*What is being asked:* Exclude the pictures, then repeat the remaining data exactly.
── Given data ──
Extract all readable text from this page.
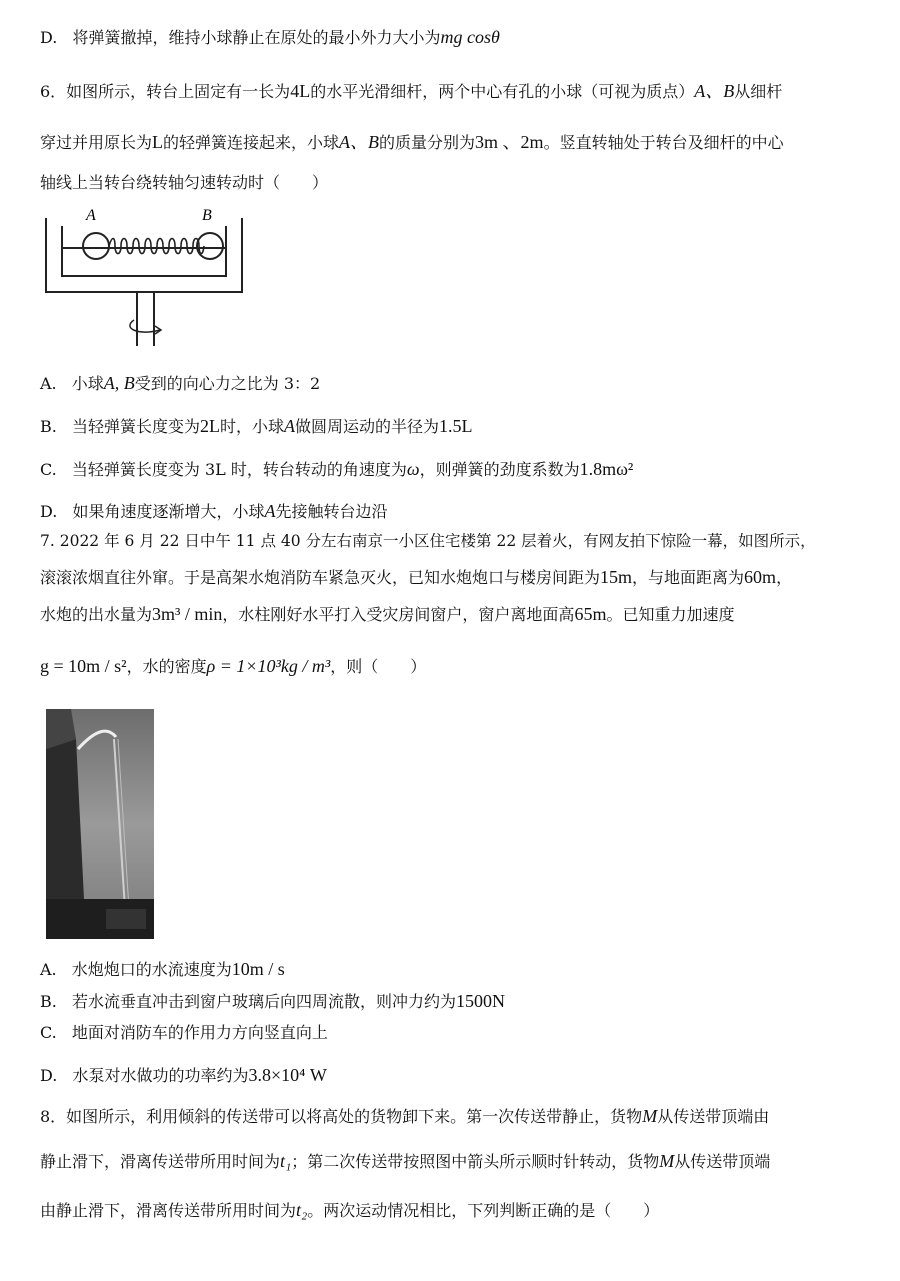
D. 将弹簧撤掉，维持小球静止在原处的最小外力大小为mg cosθ
6．如图所示，转台上固定有一长为4L的水平光滑细杆，两个中心有孔的小球（可视为质点）A、B从细杆
穿过并用原长为L的轻弹簧连接起来，小球A、B的质量分别为3m 、2m。竖直转轴处于转台及细杆的中心
轴线上当转台绕转轴匀速转动时（　　）
A	B
A. 小球A, B受到的向心力之比为 3：2
B. 当轻弹簧长度变为2L时，小球A做圆周运动的半径为1.5L
C. 当轻弹簧长度变为 3L 时，转台转动的角速度为ω，则弹簧的劲度系数为1.8mω²
D. 如果角速度逐渐增大，小球A先接触转台边沿
7. 2022 年 6 月 22 日中午 11 点 40 分左右南京一小区住宅楼第 22 层着火，有网友拍下惊险一幕，如图所示，
滚滚浓烟直往外窜。于是高架水炮消防车紧急灭火，已知水炮炮口与楼房间距为15m，与地面距离为60m，
水炮的出水量为3m³ / min，水柱刚好水平打入受灾房间窗户，窗户离地面高65m。已知重力加速度
g = 10m / s²，水的密度ρ = 1×10³kg / m³，则（　　）
A. 水炮炮口的水流速度为10m / s
B. 若水流垂直冲击到窗户玻璃后向四周流散，则冲力约为1500N
C. 地面对消防车的作用力方向竖直向上
D. 水泵对水做功的功率约为3.8×10⁴ W
8．如图所示，利用倾斜的传送带可以将高处的货物卸下来。第一次传送带静止，货物M从传送带顶端由
静止滑下，滑离传送带所用时间为t₁；第二次传送带按照图中箭头所示顺时针转动，货物M从传送带顶端
由静止滑下，滑离传送带所用时间为t₂。两次运动情况相比，下列判断正确的是（　　）
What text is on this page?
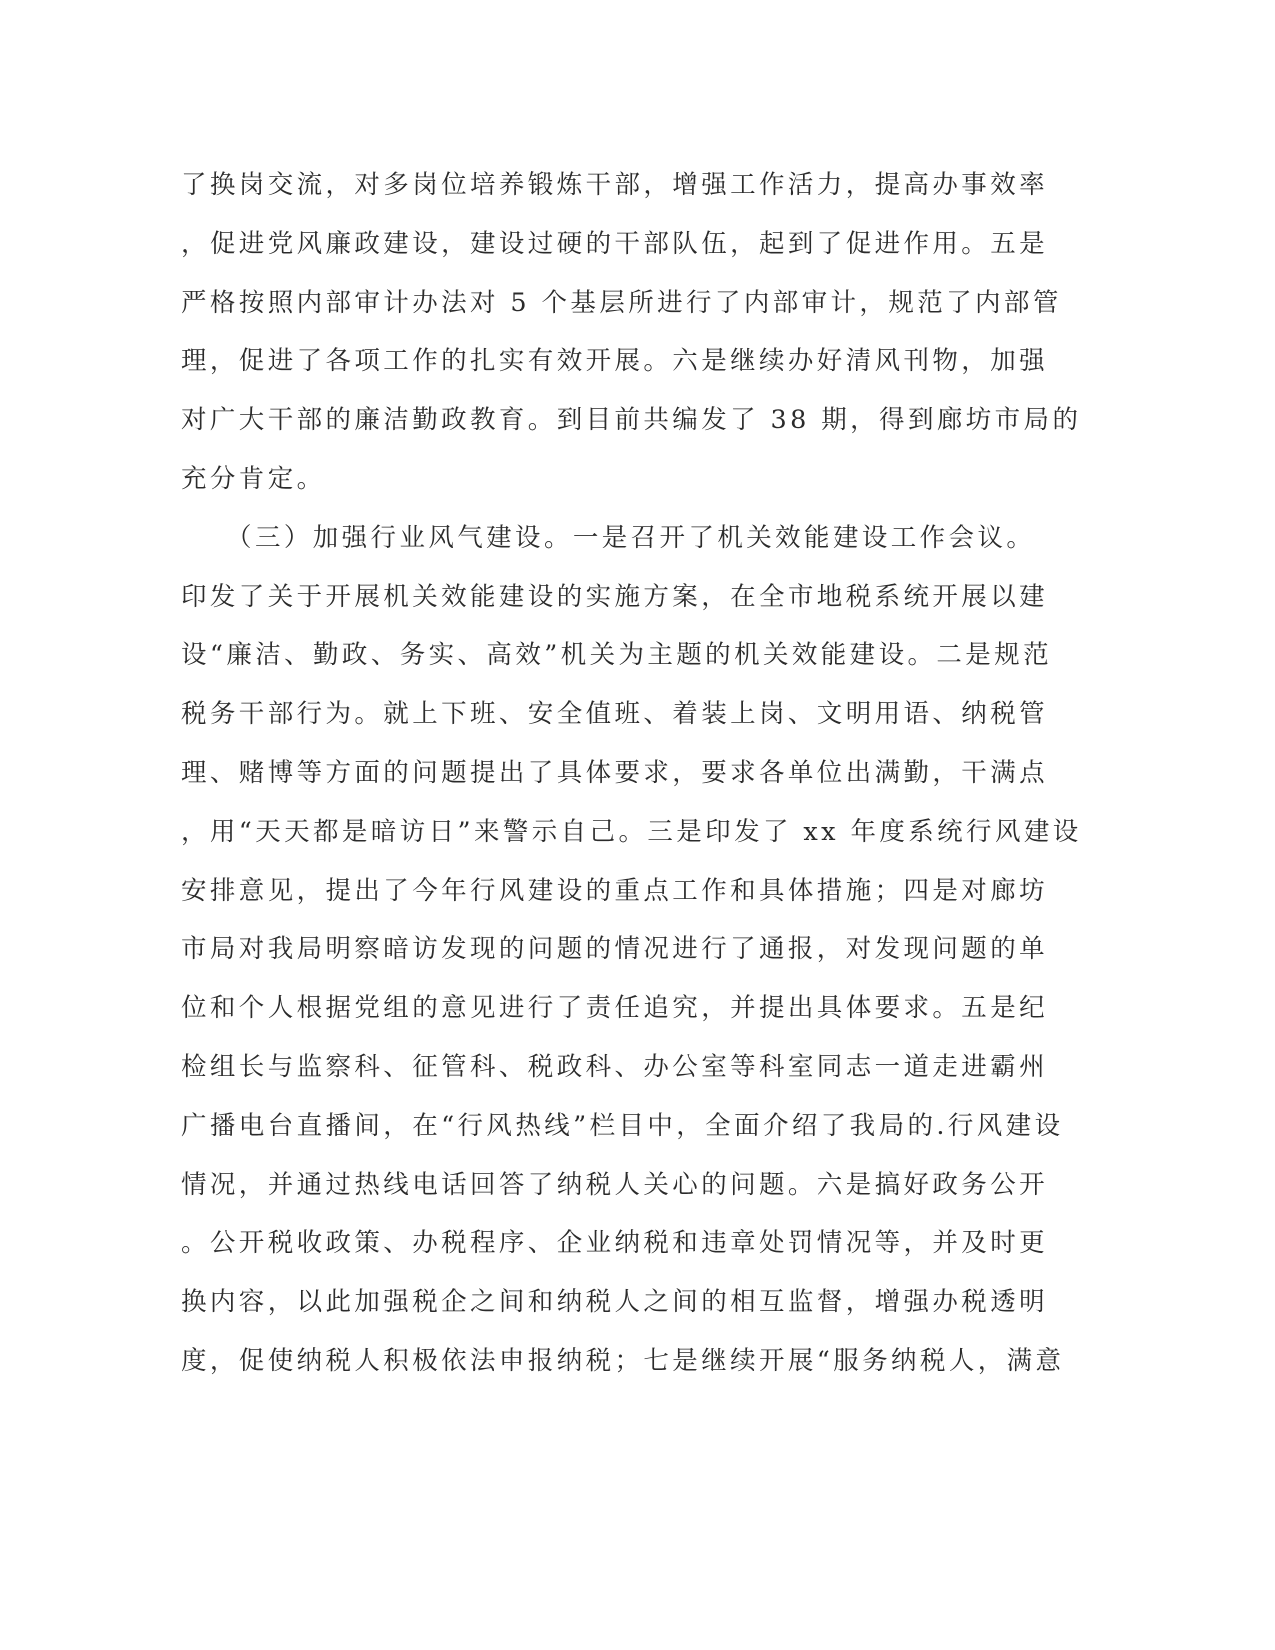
了换岗交流，对多岗位培养锻炼干部，增强工作活力，提高办事效率
，促进党风廉政建设，建设过硬的干部队伍，起到了促进作用。五是
严格按照内部审计办法对 5 个基层所进行了内部审计，规范了内部管
理，促进了各项工作的扎实有效开展。六是继续办好清风刊物，加强
对广大干部的廉洁勤政教育。到目前共编发了 38 期，得到廊坊市局的
充分肯定。
　　（三）加强行业风气建设。一是召开了机关效能建设工作会议。
印发了关于开展机关效能建设的实施方案，在全市地税系统开展以建
设“廉洁、勤政、务实、高效”机关为主题的机关效能建设。二是规范
税务干部行为。就上下班、安全值班、着装上岗、文明用语、纳税管
理、赌博等方面的问题提出了具体要求，要求各单位出满勤，干满点
，用“天天都是暗访日”来警示自己。三是印发了 xx 年度系统行风建设
安排意见，提出了今年行风建设的重点工作和具体措施；四是对廊坊
市局对我局明察暗访发现的问题的情况进行了通报，对发现问题的单
位和个人根据党组的意见进行了责任追究，并提出具体要求。五是纪
检组长与监察科、征管科、税政科、办公室等科室同志一道走进霸州
广播电台直播间，在“行风热线”栏目中，全面介绍了我局的.行风建设
情况，并通过热线电话回答了纳税人关心的问题。六是搞好政务公开
。公开税收政策、办税程序、企业纳税和违章处罚情况等，并及时更
换内容，以此加强税企之间和纳税人之间的相互监督，增强办税透明
度，促使纳税人积极依法申报纳税；七是继续开展“服务纳税人，满意
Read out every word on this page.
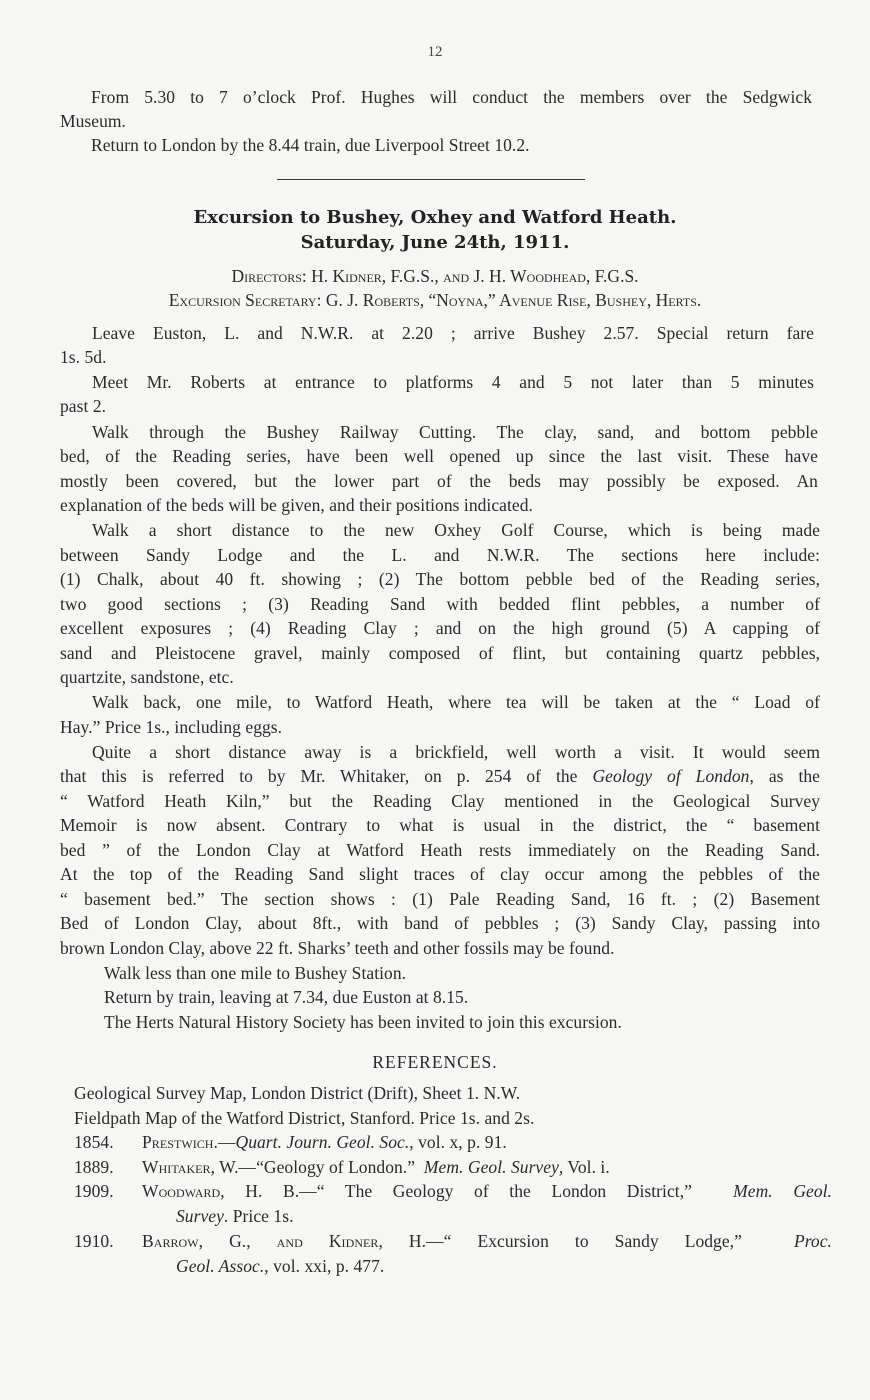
12
From 5.30 to 7 o’clock Prof. Hughes will conduct the members over the Sedgwick
Museum.
Return to London by the 8.44 train, due Liverpool Street 10.2.
Excursion to Bushey, Oxhey and Watford Heath.
Saturday, June 24th, 1911.
Directors: H. Kidner, F.G.S., and J. H. Woodhead, F.G.S.
Excursion Secretary: G. J. Roberts, “Noyna,” Avenue Rise, Bushey, Herts.
Leave Euston, L. and N.W.R. at 2.20 ; arrive Bushey 2.57. Special return fare
1s. 5d.
Meet Mr. Roberts at entrance to platforms 4 and 5 not later than 5 minutes
past 2.
Walk through the Bushey Railway Cutting. The clay, sand, and bottom pebble
bed, of the Reading series, have been well opened up since the last visit. These have
mostly been covered, but the lower part of the beds may possibly be exposed. An
explanation of the beds will be given, and their positions indicated.
Walk a short distance to the new Oxhey Golf Course, which is being made
between Sandy Lodge and the L. and N.W.R. The sections here include:
(1) Chalk, about 40 ft. showing ; (2) The bottom pebble bed of the Reading series,
two good sections ; (3) Reading Sand with bedded flint pebbles, a number of
excellent exposures ; (4) Reading Clay ; and on the high ground (5) A capping of
sand and Pleistocene gravel, mainly composed of flint, but containing quartz pebbles,
quartzite, sandstone, etc.
Walk back, one mile, to Watford Heath, where tea will be taken at the “ Load of
Hay.” Price 1s., including eggs.
Quite a short distance away is a brickfield, well worth a visit. It would seem
that this is referred to by Mr. Whitaker, on p. 254 of the Geology of London, as the
“ Watford Heath Kiln,” but the Reading Clay mentioned in the Geological Survey
Memoir is now absent. Contrary to what is usual in the district, the “ basement
bed ” of the London Clay at Watford Heath rests immediately on the Reading Sand.
At the top of the Reading Sand slight traces of clay occur among the pebbles of the
“ basement bed.” The section shows : (1) Pale Reading Sand, 16 ft. ; (2) Basement
Bed of London Clay, about 8ft., with band of pebbles ; (3) Sandy Clay, passing into
brown London Clay, above 22 ft. Sharks’ teeth and other fossils may be found.
Walk less than one mile to Bushey Station.
Return by train, leaving at 7.34, due Euston at 8.15.
The Herts Natural History Society has been invited to join this excursion.
REFERENCES.
Geological Survey Map, London District (Drift), Sheet 1. N.W.
Fieldpath Map of the Watford District, Stanford. Price 1s. and 2s.
1854. Prestwich.—Quart. Journ. Geol. Soc., vol. x, p. 91.
1889. Whitaker, W.—“Geology of London.” Mem. Geol. Survey, Vol. i.
1909. Woodward, H. B.—“ The Geology of the London District,” Mem. Geol.
Survey. Price 1s.
1910. Barrow, G., and Kidner, H.—“ Excursion to Sandy Lodge,”	Proc.
Geol. Assoc., vol. xxi, p. 477.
───
*Completed task:*
Extract all readable text from this page.
D. 将弹簧撤掉，维持小球静止在原处的最小外力大小为mg cosθ
6．如图所示，转台上固定有一长为4L的水平光滑细杆，两个中心有孔的小球（可视为质点）A、B从细杆
穿过并用原长为L的轻弹簧连接起来，小球A、B的质量分别为3m 、2m。竖直转轴处于转台及细杆的中心
轴线上当转台绕转轴匀速转动时（　　）
A	B
A. 小球A, B受到的向心力之比为 3：2
B. 当轻弹簧长度变为2L时，小球A做圆周运动的半径为1.5L
C. 当轻弹簧长度变为 3L 时，转台转动的角速度为ω，则弹簧的劲度系数为1.8mω²
D. 如果角速度逐渐增大，小球A先接触转台边沿
7. 2022 年 6 月 22 日中午 11 点 40 分左右南京一小区住宅楼第 22 层着火，有网友拍下惊险一幕，如图所示，
滚滚浓烟直往外窜。于是高架水炮消防车紧急灭火，已知水炮炮口与楼房间距为15m，与地面距离为60m，
水炮的出水量为3m³ / min，水柱刚好水平打入受灾房间窗户，窗户离地面高65m。已知重力加速度
g = 10m / s²，水的密度ρ = 1×10³kg / m³，则（　　）
A. 水炮炮口的水流速度为10m / s
B. 若水流垂直冲击到窗户玻璃后向四周流散，则冲力约为1500N
C. 地面对消防车的作用力方向竖直向上
D. 水泵对水做功的功率约为3.8×10⁴ W
8．如图所示，利用倾斜的传送带可以将高处的货物卸下来。第一次传送带静止，货物M从传送带顶端由
静止滑下，滑离传送带所用时间为t₁；第二次传送带按照图中箭头所示顺时针转动，货物M从传送带顶端
由静止滑下，滑离传送带所用时间为t₂。两次运动情况相比，下列判断正确的是（　　）
What text is on this page?
了换岗交流，对多岗位培养锻炼干部，增强工作活力，提高办事效率
，促进党风廉政建设，建设过硬的干部队伍，起到了促进作用。五是
严格按照内部审计办法对 5 个基层所进行了内部审计，规范了内部管
理，促进了各项工作的扎实有效开展。六是继续办好清风刊物，加强
对广大干部的廉洁勤政教育。到目前共编发了 38 期，得到廊坊市局的
充分肯定。
　　（三）加强行业风气建设。一是召开了机关效能建设工作会议。
印发了关于开展机关效能建设的实施方案，在全市地税系统开展以建
设“廉洁、勤政、务实、高效”机关为主题的机关效能建设。二是规范
税务干部行为。就上下班、安全值班、着装上岗、文明用语、纳税管
理、赌博等方面的问题提出了具体要求，要求各单位出满勤，干满点
，用“天天都是暗访日”来警示自己。三是印发了 xx 年度系统行风建设
安排意见，提出了今年行风建设的重点工作和具体措施；四是对廊坊
市局对我局明察暗访发现的问题的情况进行了通报，对发现问题的单
位和个人根据党组的意见进行了责任追究，并提出具体要求。五是纪
检组长与监察科、征管科、税政科、办公室等科室同志一道走进霸州
广播电台直播间，在“行风热线”栏目中，全面介绍了我局的.行风建设
情况，并通过热线电话回答了纳税人关心的问题。六是搞好政务公开
。公开税收政策、办税程序、企业纳税和违章处罚情况等，并及时更
换内容，以此加强税企之间和纳税人之间的相互监督，增强办税透明
度，促使纳税人积极依法申报纳税；七是继续开展“服务纳税人，满意
Read out every word on this page.
12
From 5.30 to 7 o’clock Prof. Hughes will conduct the members over the Sedgwick
Museum.
Return to London by the 8.44 train, due Liverpool Street 10.2.
Excursion to Bushey, Oxhey and Watford Heath.
Saturday, June 24th, 1911.
Directors: H. Kidner, F.G.S., and J. H. Woodhead, F.G.S.
Excursion Secretary: G. J. Roberts, “Noyna,” Avenue Rise, Bushey, Herts.
Leave Euston, L. and N.W.R. at 2.20 ; arrive Bushey 2.57. Special return fare
1s. 5d.
Meet Mr. Roberts at entrance to platforms 4 and 5 not later than 5 minutes
past 2.
Walk through the Bushey Railway Cutting. The clay, sand, and bottom pebble
bed, of the Reading series, have been well opened up since the last visit. These have
mostly been covered, but the lower part of the beds may possibly be exposed. An
explanation of the beds will be given, and their positions indicated.
Walk a short distance to the new Oxhey Golf Course, which is being made
between Sandy Lodge and the L. and N.W.R. The sections here include:
(1) Chalk, about 40 ft. showing ; (2) The bottom pebble bed of the Reading series,
two good sections ; (3) Reading Sand with bedded flint pebbles, a number of
excellent exposures ; (4) Reading Clay ; and on the high ground (5) A capping of
sand and Pleistocene gravel, mainly composed of flint, but containing quartz pebbles,
quartzite, sandstone, etc.
Walk back, one mile, to Watford Heath, where tea will be taken at the “ Load of
Hay.” Price 1s., including eggs.
Quite a short distance away is a brickfield, well worth a visit. It would seem
that this is referred to by Mr. Whitaker, on p. 254 of the Geology of London, as the
“ Watford Heath Kiln,” but the Reading Clay mentioned in the Geological Survey
Memoir is now absent. Contrary to what is usual in the district, the “ basement
bed ” of the London Clay at Watford Heath rests immediately on the Reading Sand.
At the top of the Reading Sand slight traces of clay occur among the pebbles of the
“ basement bed.” The section shows : (1) Pale Reading Sand, 16 ft. ; (2) Basement
Bed of London Clay, about 8ft., with band of pebbles ; (3) Sandy Clay, passing into
brown London Clay, above 22 ft. Sharks’ teeth and other fossils may be found.
Walk less than one mile to Bushey Station.
Return by train, leaving at 7.34, due Euston at 8.15.
The Herts Natural History Society has been invited to join this excursion.
REFERENCES.
Geological Survey Map, London District (Drift), Sheet 1. N.W.
Fieldpath Map of the Watford District, Stanford. Price 1s. and 2s.
1854. Prestwich.—Quart. Journ. Geol. Soc., vol. x, p. 91.
1889. Whitaker, W.—“Geology of London.” Mem. Geol. Survey, Vol. i.
1909. Woodward, H. B.—“ The Geology of the London District,” Mem. Geol.
Survey. Price 1s.
1910. Barrow, G., and Kidner, H.—“ Excursion to Sandy Lodge,”	Proc.
Geol. Assoc., vol. xxi, p. 477.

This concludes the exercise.